WORK TO BE COMPLETED: Every record should be written out exactly, with the pictures left out.

--- ENTRIES ---

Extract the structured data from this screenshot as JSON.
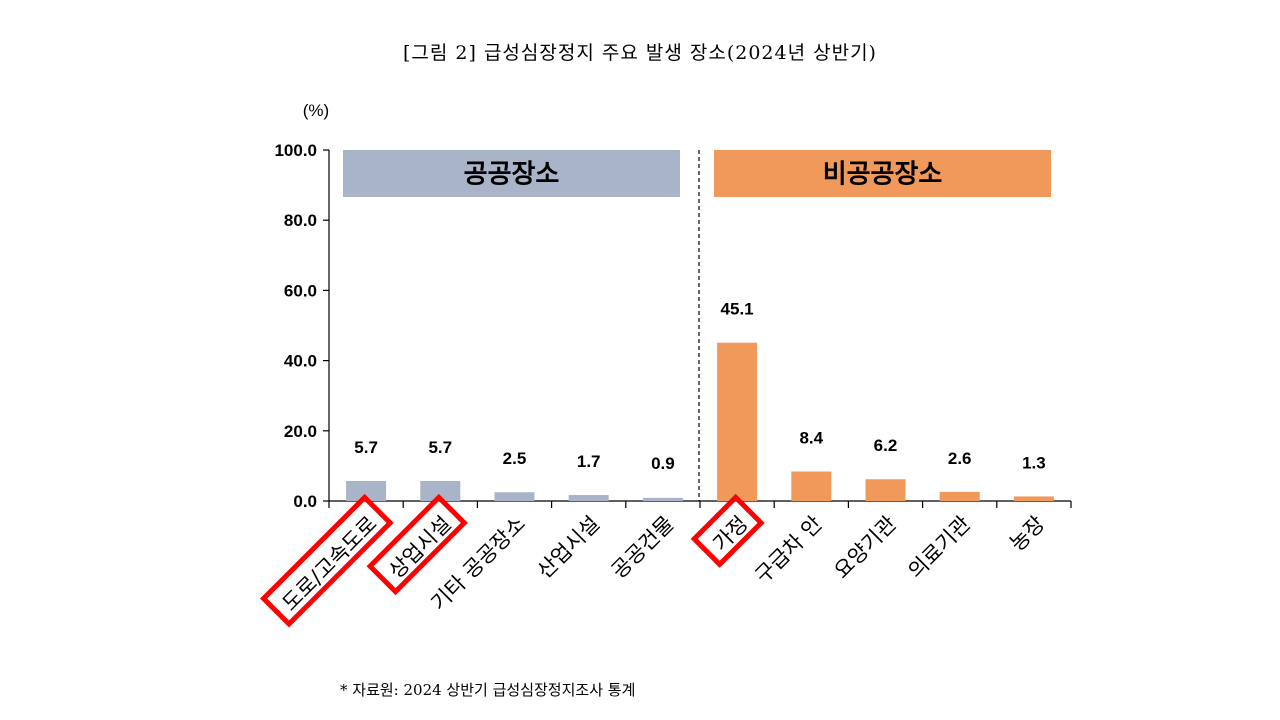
{
  "chart_data": {
    "type": "bar",
    "title": "[그림 2] 급성심장정지 주요 발생 장소(2024년 상반기)",
    "ylabel": "(%)",
    "ylim": [
      0,
      100
    ],
    "yticks": [
      "0.0",
      "20.0",
      "40.0",
      "60.0",
      "80.0",
      "100.0"
    ],
    "categories": [
      "도로/고속도로",
      "상업시설",
      "기타 공공장소",
      "산업시설",
      "공공건물",
      "가정",
      "구급차 안",
      "요양기관",
      "의료기관",
      "농장"
    ],
    "values": [
      5.7,
      5.7,
      2.5,
      1.7,
      0.9,
      45.1,
      8.4,
      6.2,
      2.6,
      1.3
    ],
    "value_labels": [
      "5.7",
      "5.7",
      "2.5",
      "1.7",
      "0.9",
      "45.1",
      "8.4",
      "6.2",
      "2.6",
      "1.3"
    ],
    "groups": [
      {
        "label": "공공장소",
        "start": 0,
        "end": 4,
        "color": "#aab4c8"
      },
      {
        "label": "비공공장소",
        "start": 5,
        "end": 9,
        "color": "#f0995a"
      }
    ],
    "highlighted": [
      "도로/고속도로",
      "상업시설",
      "가정"
    ],
    "highlight_color": "#ff0000",
    "grid": false,
    "legend": "none"
  },
  "source_note": "* 자료원: 2024 상반기 급성심장정지조사 통계"
}
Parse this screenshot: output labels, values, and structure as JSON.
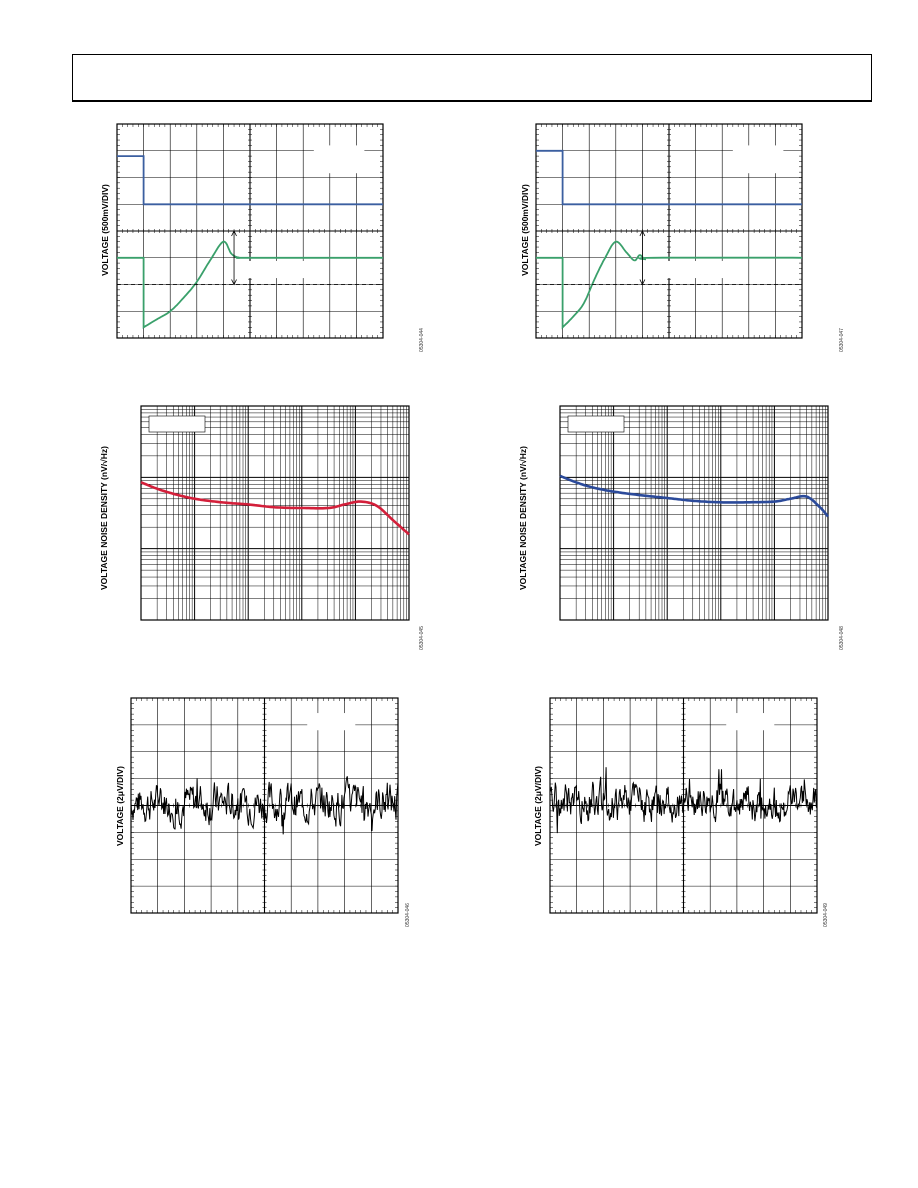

---

SOLUTION TO THIS PROBLEM:
Extract the structured data from this screenshot as JSON.
{
  "chart_data": {
    "type": "bar",
    "title": "[그림 2] 급성심장정지 주요 발생 장소(2024년 상반기)",
    "ylabel": "(%)",
    "ylim": [
      0,
      100
    ],
    "yticks": [
      "0.0",
      "20.0",
      "40.0",
      "60.0",
      "80.0",
      "100.0"
    ],
    "categories": [
      "도로/고속도로",
      "상업시설",
      "기타 공공장소",
      "산업시설",
      "공공건물",
      "가정",
      "구급차 안",
      "요양기관",
      "의료기관",
      "농장"
    ],
    "values": [
      5.7,
      5.7,
      2.5,
      1.7,
      0.9,
      45.1,
      8.4,
      6.2,
      2.6,
      1.3
    ],
    "value_labels": [
      "5.7",
      "5.7",
      "2.5",
      "1.7",
      "0.9",
      "45.1",
      "8.4",
      "6.2",
      "2.6",
      "1.3"
    ],
    "groups": [
      {
        "label": "공공장소",
        "start": 0,
        "end": 4,
        "color": "#aab4c8"
      },
      {
        "label": "비공공장소",
        "start": 5,
        "end": 9,
        "color": "#f0995a"
      }
    ],
    "highlighted": [
      "도로/고속도로",
      "상업시설",
      "가정"
    ],
    "highlight_color": "#ff0000",
    "grid": false,
    "legend": "none"
  },
  "source_note": "* 자료원: 2024 상반기 급성심장정지조사 통계"
}
Parse this screenshot: output labels, values, and structure as JSON.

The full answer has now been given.